DESCRIPTION OF THE TASK → Select the lines that contain "content" and copy each of them.

WORKING DATA →
▽

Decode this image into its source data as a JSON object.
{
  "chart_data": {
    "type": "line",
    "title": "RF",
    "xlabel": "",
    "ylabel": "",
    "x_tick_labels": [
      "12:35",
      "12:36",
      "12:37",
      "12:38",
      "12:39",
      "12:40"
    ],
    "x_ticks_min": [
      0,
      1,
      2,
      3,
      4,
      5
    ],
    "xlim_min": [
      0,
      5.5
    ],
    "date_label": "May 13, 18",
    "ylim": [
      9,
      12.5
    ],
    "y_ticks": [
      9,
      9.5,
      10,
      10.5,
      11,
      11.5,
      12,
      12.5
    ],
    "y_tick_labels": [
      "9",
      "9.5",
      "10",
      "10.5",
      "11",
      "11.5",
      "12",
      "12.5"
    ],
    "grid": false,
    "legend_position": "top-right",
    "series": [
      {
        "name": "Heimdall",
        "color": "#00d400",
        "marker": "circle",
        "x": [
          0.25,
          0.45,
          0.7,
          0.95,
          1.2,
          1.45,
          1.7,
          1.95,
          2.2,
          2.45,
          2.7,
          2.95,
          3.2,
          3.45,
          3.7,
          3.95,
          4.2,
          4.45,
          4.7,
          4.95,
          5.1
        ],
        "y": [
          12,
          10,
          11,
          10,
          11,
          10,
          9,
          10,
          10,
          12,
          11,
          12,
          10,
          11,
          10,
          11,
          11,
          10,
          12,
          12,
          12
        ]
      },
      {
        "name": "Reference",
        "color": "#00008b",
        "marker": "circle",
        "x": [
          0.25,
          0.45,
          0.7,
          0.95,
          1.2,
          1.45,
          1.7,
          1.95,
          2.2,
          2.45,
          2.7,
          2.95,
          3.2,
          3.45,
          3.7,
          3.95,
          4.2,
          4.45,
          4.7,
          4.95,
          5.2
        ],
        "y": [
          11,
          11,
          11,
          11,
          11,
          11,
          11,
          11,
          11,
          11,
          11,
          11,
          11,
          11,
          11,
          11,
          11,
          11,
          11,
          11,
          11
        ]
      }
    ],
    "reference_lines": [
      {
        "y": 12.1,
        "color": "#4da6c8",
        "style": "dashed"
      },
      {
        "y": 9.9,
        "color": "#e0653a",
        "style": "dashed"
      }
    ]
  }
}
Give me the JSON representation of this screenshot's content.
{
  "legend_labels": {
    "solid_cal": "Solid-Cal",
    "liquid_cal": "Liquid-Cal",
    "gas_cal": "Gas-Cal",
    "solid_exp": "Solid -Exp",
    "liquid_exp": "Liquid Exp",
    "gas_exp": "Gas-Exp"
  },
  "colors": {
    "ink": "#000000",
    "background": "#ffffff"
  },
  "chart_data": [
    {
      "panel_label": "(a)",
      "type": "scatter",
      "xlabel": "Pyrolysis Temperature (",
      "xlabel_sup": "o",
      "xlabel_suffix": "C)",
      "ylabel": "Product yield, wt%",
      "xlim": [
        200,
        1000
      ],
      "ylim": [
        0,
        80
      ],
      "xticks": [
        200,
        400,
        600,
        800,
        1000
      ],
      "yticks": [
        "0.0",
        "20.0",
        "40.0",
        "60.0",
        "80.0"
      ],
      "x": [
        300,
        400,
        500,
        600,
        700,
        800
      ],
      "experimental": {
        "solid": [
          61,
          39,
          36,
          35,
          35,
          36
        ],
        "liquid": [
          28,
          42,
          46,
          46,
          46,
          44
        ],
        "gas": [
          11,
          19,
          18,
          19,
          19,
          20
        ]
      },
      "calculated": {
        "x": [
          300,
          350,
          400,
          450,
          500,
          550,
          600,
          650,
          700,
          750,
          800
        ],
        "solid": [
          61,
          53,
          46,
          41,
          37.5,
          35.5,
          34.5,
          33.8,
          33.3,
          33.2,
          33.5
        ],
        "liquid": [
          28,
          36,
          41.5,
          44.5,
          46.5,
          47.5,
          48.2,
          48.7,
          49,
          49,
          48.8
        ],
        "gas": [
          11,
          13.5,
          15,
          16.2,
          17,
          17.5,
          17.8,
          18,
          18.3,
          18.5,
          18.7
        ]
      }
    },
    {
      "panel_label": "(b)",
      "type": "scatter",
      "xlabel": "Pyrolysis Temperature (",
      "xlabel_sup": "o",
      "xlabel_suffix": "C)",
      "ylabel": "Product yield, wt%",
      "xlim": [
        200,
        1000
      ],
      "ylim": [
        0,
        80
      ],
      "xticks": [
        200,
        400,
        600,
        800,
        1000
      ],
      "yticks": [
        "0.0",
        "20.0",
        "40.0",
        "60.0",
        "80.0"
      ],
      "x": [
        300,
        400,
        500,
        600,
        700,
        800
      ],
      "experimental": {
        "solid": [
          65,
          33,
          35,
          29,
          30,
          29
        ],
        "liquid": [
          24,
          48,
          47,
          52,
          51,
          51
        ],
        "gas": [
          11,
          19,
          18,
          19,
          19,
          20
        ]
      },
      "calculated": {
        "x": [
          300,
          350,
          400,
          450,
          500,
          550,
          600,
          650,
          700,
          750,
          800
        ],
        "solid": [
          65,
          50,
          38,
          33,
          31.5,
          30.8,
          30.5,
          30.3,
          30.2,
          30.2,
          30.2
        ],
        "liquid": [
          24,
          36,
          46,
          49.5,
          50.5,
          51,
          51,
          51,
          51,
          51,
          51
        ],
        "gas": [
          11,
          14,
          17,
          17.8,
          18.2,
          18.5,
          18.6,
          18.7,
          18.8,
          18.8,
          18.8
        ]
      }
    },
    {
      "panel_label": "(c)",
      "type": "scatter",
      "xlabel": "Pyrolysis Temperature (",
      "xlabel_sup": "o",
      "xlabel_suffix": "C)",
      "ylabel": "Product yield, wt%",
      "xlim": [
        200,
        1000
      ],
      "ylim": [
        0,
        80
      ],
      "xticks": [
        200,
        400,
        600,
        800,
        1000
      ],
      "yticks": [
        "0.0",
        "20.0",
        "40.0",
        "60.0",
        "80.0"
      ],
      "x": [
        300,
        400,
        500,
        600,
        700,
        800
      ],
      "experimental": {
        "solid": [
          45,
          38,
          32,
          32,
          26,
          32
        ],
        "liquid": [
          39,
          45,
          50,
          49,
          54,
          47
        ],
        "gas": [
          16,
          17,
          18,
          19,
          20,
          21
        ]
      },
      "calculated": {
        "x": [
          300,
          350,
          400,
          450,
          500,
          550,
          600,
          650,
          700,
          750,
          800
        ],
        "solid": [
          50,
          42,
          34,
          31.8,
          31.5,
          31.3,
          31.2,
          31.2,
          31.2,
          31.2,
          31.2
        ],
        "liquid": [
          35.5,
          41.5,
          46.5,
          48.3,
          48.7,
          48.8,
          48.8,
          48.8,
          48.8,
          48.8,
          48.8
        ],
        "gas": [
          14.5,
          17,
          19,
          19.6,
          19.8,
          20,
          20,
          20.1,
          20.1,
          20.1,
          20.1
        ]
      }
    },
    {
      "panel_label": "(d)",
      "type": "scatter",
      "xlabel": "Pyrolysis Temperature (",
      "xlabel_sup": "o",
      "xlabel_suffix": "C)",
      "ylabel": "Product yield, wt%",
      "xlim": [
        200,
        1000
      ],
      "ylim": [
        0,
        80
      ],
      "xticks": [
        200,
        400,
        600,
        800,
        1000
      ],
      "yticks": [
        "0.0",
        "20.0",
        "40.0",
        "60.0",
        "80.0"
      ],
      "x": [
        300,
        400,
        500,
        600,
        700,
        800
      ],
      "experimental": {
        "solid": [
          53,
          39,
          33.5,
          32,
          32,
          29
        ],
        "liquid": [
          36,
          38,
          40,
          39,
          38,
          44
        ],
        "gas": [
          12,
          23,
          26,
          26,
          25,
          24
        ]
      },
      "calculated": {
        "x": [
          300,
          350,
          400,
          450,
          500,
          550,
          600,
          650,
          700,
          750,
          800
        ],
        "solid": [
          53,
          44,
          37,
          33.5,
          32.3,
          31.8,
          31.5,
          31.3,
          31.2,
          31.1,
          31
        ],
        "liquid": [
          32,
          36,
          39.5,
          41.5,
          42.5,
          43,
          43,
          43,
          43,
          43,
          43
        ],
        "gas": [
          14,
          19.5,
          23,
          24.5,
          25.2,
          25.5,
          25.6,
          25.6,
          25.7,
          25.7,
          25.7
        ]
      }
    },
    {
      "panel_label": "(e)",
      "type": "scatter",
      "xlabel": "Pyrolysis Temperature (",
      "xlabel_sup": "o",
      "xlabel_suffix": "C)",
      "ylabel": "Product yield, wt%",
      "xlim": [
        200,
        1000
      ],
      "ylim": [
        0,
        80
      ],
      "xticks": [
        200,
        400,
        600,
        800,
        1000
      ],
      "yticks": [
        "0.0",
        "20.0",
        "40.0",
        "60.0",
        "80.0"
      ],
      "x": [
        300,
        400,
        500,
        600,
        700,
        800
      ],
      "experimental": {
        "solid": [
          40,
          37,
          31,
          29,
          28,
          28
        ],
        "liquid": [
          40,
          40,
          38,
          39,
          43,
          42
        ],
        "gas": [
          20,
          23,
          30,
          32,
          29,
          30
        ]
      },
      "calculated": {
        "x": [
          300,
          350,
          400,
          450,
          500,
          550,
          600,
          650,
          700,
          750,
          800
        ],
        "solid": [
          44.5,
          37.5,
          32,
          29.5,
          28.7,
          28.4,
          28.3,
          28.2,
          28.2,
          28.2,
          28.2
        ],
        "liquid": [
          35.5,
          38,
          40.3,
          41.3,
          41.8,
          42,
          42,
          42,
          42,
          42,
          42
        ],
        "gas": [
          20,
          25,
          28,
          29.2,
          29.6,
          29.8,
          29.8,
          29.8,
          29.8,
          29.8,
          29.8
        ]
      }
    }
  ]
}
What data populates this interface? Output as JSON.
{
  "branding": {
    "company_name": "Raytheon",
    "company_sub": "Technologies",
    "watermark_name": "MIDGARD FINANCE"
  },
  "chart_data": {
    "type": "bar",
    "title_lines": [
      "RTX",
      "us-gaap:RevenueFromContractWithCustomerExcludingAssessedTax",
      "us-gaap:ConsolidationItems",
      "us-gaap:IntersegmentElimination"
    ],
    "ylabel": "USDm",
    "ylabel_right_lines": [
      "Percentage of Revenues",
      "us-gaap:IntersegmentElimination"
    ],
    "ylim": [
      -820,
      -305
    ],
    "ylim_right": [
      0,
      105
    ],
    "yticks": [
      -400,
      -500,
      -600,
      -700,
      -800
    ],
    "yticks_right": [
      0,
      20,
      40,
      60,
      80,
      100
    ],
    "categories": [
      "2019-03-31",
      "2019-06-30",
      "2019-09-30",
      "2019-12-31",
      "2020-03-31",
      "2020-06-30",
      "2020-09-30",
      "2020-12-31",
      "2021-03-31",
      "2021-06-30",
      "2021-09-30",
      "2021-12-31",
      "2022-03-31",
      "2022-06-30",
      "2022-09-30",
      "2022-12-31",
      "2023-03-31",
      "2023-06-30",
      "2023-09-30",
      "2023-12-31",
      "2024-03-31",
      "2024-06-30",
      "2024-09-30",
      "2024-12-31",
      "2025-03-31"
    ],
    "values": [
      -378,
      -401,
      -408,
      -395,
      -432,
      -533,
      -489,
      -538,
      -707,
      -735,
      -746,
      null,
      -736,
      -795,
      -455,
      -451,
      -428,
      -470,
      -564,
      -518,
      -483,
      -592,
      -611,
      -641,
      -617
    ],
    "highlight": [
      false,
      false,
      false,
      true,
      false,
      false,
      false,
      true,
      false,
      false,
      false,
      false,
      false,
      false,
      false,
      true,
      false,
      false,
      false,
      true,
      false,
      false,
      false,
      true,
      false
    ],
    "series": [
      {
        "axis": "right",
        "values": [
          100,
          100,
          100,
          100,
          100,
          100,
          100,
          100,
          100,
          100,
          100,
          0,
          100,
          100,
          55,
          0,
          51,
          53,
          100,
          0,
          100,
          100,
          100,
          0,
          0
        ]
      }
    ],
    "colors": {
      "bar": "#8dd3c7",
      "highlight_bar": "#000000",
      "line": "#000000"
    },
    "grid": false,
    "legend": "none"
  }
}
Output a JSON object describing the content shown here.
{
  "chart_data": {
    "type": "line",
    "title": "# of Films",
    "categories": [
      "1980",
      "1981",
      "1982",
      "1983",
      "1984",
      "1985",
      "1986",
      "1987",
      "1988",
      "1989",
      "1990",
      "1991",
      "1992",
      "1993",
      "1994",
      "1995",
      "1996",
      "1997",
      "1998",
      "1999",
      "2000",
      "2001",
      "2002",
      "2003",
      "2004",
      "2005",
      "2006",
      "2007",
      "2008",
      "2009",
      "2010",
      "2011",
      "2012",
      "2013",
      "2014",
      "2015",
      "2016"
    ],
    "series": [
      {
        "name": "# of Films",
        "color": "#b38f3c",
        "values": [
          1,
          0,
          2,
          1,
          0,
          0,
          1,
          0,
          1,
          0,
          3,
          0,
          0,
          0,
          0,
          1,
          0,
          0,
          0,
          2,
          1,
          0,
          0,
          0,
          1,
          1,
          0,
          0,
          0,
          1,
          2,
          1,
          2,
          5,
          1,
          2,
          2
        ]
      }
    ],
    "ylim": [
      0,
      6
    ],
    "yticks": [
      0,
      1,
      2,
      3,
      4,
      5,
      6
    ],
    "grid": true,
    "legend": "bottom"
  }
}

△

SOLUTION →
Give me the JSON representation of this screenshot's content.
Output a JSON object describing the content shown here.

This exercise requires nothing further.